* begin *
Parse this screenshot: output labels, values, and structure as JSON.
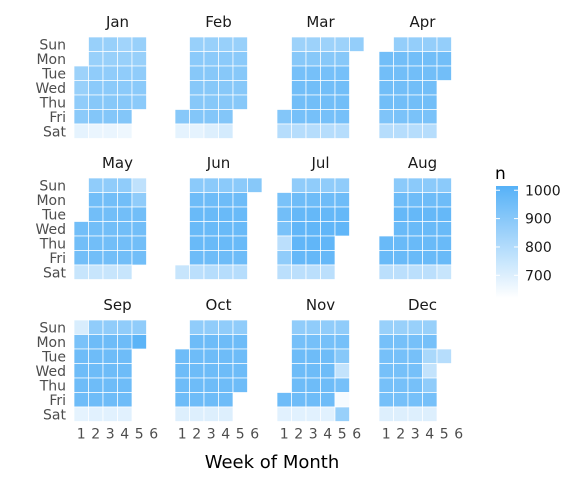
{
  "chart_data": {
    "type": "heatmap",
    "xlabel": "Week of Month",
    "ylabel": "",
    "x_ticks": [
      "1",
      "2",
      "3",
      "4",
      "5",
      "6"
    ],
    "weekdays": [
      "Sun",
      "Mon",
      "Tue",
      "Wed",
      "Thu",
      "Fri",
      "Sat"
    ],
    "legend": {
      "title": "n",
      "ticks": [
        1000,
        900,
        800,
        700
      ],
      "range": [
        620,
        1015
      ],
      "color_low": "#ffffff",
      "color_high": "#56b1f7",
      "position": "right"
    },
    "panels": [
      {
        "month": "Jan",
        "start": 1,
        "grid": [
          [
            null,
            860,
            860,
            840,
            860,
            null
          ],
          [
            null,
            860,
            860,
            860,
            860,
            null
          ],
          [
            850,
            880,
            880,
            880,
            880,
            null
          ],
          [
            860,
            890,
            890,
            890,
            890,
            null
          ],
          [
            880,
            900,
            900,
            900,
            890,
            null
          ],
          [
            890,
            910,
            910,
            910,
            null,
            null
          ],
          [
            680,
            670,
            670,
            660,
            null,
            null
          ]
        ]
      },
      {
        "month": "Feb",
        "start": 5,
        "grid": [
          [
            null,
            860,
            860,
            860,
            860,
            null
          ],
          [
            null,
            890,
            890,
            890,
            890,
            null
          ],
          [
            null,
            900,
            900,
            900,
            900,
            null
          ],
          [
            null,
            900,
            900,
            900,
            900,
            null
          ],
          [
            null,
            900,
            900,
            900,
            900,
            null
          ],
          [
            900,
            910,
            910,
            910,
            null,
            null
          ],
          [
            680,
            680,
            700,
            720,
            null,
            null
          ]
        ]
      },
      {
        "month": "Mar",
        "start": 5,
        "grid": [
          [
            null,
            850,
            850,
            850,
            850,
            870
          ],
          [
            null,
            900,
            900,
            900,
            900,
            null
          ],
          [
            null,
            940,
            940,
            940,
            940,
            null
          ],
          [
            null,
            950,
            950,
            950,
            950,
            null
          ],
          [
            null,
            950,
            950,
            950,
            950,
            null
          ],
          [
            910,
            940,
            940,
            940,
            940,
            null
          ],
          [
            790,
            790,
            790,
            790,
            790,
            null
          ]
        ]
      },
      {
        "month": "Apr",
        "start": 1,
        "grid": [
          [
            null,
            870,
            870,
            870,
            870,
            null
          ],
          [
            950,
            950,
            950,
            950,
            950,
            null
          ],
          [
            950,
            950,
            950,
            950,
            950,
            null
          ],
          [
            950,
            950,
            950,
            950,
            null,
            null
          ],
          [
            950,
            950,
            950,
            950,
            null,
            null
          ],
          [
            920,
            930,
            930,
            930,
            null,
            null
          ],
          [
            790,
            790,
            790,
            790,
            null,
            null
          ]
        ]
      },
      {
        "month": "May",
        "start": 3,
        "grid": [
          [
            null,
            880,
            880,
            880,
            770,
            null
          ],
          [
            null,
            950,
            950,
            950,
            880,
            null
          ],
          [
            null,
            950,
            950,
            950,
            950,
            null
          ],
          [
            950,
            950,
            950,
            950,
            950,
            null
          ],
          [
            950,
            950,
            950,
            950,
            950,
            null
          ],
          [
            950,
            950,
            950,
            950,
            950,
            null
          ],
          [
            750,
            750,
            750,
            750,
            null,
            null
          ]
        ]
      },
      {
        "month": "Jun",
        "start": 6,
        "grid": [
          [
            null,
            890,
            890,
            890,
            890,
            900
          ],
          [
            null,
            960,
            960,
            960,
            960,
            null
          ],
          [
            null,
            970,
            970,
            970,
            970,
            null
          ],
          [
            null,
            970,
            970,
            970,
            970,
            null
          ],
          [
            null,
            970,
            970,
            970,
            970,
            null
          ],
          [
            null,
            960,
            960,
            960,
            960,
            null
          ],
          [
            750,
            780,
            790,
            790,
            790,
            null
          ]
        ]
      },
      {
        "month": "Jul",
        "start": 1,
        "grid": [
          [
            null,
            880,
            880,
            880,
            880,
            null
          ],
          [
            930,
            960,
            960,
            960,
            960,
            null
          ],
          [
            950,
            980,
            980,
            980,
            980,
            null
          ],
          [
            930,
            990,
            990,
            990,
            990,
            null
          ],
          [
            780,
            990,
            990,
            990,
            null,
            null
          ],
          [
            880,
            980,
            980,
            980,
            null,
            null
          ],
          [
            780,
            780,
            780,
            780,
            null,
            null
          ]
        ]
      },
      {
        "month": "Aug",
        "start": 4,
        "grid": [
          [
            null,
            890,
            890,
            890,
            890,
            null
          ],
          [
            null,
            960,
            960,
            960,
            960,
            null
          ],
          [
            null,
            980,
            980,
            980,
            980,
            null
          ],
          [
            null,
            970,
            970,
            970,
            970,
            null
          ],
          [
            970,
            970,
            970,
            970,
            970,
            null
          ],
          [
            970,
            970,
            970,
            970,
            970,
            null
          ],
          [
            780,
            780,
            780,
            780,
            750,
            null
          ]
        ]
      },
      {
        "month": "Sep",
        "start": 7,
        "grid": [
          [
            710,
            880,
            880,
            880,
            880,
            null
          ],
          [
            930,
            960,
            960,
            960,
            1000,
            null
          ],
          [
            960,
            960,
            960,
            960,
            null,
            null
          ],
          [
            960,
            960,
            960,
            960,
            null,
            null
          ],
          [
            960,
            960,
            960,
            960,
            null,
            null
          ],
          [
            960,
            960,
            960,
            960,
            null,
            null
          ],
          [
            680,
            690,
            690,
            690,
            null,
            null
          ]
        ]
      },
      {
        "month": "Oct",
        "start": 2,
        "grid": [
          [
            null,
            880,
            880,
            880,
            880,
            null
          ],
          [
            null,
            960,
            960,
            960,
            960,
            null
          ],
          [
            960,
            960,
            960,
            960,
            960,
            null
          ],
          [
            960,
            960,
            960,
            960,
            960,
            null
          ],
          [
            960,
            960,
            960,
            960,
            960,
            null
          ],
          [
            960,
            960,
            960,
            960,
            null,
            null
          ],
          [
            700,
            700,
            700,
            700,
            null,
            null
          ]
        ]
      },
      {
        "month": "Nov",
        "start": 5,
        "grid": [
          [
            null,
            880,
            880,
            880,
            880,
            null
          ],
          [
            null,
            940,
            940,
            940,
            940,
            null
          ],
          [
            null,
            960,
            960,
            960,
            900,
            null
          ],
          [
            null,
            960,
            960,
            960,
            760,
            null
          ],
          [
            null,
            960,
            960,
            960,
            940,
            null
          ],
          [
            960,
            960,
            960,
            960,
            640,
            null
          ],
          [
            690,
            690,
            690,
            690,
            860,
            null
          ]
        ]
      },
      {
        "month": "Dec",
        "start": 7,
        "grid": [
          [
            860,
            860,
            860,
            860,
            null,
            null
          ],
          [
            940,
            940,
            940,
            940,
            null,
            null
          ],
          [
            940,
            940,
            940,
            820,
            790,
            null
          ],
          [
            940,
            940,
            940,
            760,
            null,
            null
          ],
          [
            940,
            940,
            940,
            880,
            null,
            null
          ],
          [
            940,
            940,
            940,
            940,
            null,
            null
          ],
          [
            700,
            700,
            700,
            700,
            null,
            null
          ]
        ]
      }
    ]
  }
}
* end *
## [Exercise instructions]
Set every line down exactly as written, leaving each picture out.

## [Written solution]
Parse this screenshot: output labels, values, and structure as JSON.
{
  "chart_data": {
    "type": "heatmap",
    "xlabel": "Week of Month",
    "ylabel": "",
    "x_ticks": [
      "1",
      "2",
      "3",
      "4",
      "5",
      "6"
    ],
    "weekdays": [
      "Sun",
      "Mon",
      "Tue",
      "Wed",
      "Thu",
      "Fri",
      "Sat"
    ],
    "legend": {
      "title": "n",
      "ticks": [
        1000,
        900,
        800,
        700
      ],
      "range": [
        620,
        1015
      ],
      "color_low": "#ffffff",
      "color_high": "#56b1f7",
      "position": "right"
    },
    "panels": [
      {
        "month": "Jan",
        "start": 1,
        "grid": [
          [
            null,
            860,
            860,
            840,
            860,
            null
          ],
          [
            null,
            860,
            860,
            860,
            860,
            null
          ],
          [
            850,
            880,
            880,
            880,
            880,
            null
          ],
          [
            860,
            890,
            890,
            890,
            890,
            null
          ],
          [
            880,
            900,
            900,
            900,
            890,
            null
          ],
          [
            890,
            910,
            910,
            910,
            null,
            null
          ],
          [
            680,
            670,
            670,
            660,
            null,
            null
          ]
        ]
      },
      {
        "month": "Feb",
        "start": 5,
        "grid": [
          [
            null,
            860,
            860,
            860,
            860,
            null
          ],
          [
            null,
            890,
            890,
            890,
            890,
            null
          ],
          [
            null,
            900,
            900,
            900,
            900,
            null
          ],
          [
            null,
            900,
            900,
            900,
            900,
            null
          ],
          [
            null,
            900,
            900,
            900,
            900,
            null
          ],
          [
            900,
            910,
            910,
            910,
            null,
            null
          ],
          [
            680,
            680,
            700,
            720,
            null,
            null
          ]
        ]
      },
      {
        "month": "Mar",
        "start": 5,
        "grid": [
          [
            null,
            850,
            850,
            850,
            850,
            870
          ],
          [
            null,
            900,
            900,
            900,
            900,
            null
          ],
          [
            null,
            940,
            940,
            940,
            940,
            null
          ],
          [
            null,
            950,
            950,
            950,
            950,
            null
          ],
          [
            null,
            950,
            950,
            950,
            950,
            null
          ],
          [
            910,
            940,
            940,
            940,
            940,
            null
          ],
          [
            790,
            790,
            790,
            790,
            790,
            null
          ]
        ]
      },
      {
        "month": "Apr",
        "start": 1,
        "grid": [
          [
            null,
            870,
            870,
            870,
            870,
            null
          ],
          [
            950,
            950,
            950,
            950,
            950,
            null
          ],
          [
            950,
            950,
            950,
            950,
            950,
            null
          ],
          [
            950,
            950,
            950,
            950,
            null,
            null
          ],
          [
            950,
            950,
            950,
            950,
            null,
            null
          ],
          [
            920,
            930,
            930,
            930,
            null,
            null
          ],
          [
            790,
            790,
            790,
            790,
            null,
            null
          ]
        ]
      },
      {
        "month": "May",
        "start": 3,
        "grid": [
          [
            null,
            880,
            880,
            880,
            770,
            null
          ],
          [
            null,
            950,
            950,
            950,
            880,
            null
          ],
          [
            null,
            950,
            950,
            950,
            950,
            null
          ],
          [
            950,
            950,
            950,
            950,
            950,
            null
          ],
          [
            950,
            950,
            950,
            950,
            950,
            null
          ],
          [
            950,
            950,
            950,
            950,
            950,
            null
          ],
          [
            750,
            750,
            750,
            750,
            null,
            null
          ]
        ]
      },
      {
        "month": "Jun",
        "start": 6,
        "grid": [
          [
            null,
            890,
            890,
            890,
            890,
            900
          ],
          [
            null,
            960,
            960,
            960,
            960,
            null
          ],
          [
            null,
            970,
            970,
            970,
            970,
            null
          ],
          [
            null,
            970,
            970,
            970,
            970,
            null
          ],
          [
            null,
            970,
            970,
            970,
            970,
            null
          ],
          [
            null,
            960,
            960,
            960,
            960,
            null
          ],
          [
            750,
            780,
            790,
            790,
            790,
            null
          ]
        ]
      },
      {
        "month": "Jul",
        "start": 1,
        "grid": [
          [
            null,
            880,
            880,
            880,
            880,
            null
          ],
          [
            930,
            960,
            960,
            960,
            960,
            null
          ],
          [
            950,
            980,
            980,
            980,
            980,
            null
          ],
          [
            930,
            990,
            990,
            990,
            990,
            null
          ],
          [
            780,
            990,
            990,
            990,
            null,
            null
          ],
          [
            880,
            980,
            980,
            980,
            null,
            null
          ],
          [
            780,
            780,
            780,
            780,
            null,
            null
          ]
        ]
      },
      {
        "month": "Aug",
        "start": 4,
        "grid": [
          [
            null,
            890,
            890,
            890,
            890,
            null
          ],
          [
            null,
            960,
            960,
            960,
            960,
            null
          ],
          [
            null,
            980,
            980,
            980,
            980,
            null
          ],
          [
            null,
            970,
            970,
            970,
            970,
            null
          ],
          [
            970,
            970,
            970,
            970,
            970,
            null
          ],
          [
            970,
            970,
            970,
            970,
            970,
            null
          ],
          [
            780,
            780,
            780,
            780,
            750,
            null
          ]
        ]
      },
      {
        "month": "Sep",
        "start": 7,
        "grid": [
          [
            710,
            880,
            880,
            880,
            880,
            null
          ],
          [
            930,
            960,
            960,
            960,
            1000,
            null
          ],
          [
            960,
            960,
            960,
            960,
            null,
            null
          ],
          [
            960,
            960,
            960,
            960,
            null,
            null
          ],
          [
            960,
            960,
            960,
            960,
            null,
            null
          ],
          [
            960,
            960,
            960,
            960,
            null,
            null
          ],
          [
            680,
            690,
            690,
            690,
            null,
            null
          ]
        ]
      },
      {
        "month": "Oct",
        "start": 2,
        "grid": [
          [
            null,
            880,
            880,
            880,
            880,
            null
          ],
          [
            null,
            960,
            960,
            960,
            960,
            null
          ],
          [
            960,
            960,
            960,
            960,
            960,
            null
          ],
          [
            960,
            960,
            960,
            960,
            960,
            null
          ],
          [
            960,
            960,
            960,
            960,
            960,
            null
          ],
          [
            960,
            960,
            960,
            960,
            null,
            null
          ],
          [
            700,
            700,
            700,
            700,
            null,
            null
          ]
        ]
      },
      {
        "month": "Nov",
        "start": 5,
        "grid": [
          [
            null,
            880,
            880,
            880,
            880,
            null
          ],
          [
            null,
            940,
            940,
            940,
            940,
            null
          ],
          [
            null,
            960,
            960,
            960,
            900,
            null
          ],
          [
            null,
            960,
            960,
            960,
            760,
            null
          ],
          [
            null,
            960,
            960,
            960,
            940,
            null
          ],
          [
            960,
            960,
            960,
            960,
            640,
            null
          ],
          [
            690,
            690,
            690,
            690,
            860,
            null
          ]
        ]
      },
      {
        "month": "Dec",
        "start": 7,
        "grid": [
          [
            860,
            860,
            860,
            860,
            null,
            null
          ],
          [
            940,
            940,
            940,
            940,
            null,
            null
          ],
          [
            940,
            940,
            940,
            820,
            790,
            null
          ],
          [
            940,
            940,
            940,
            760,
            null,
            null
          ],
          [
            940,
            940,
            940,
            880,
            null,
            null
          ],
          [
            940,
            940,
            940,
            940,
            null,
            null
          ],
          [
            700,
            700,
            700,
            700,
            null,
            null
          ]
        ]
      }
    ]
  }
}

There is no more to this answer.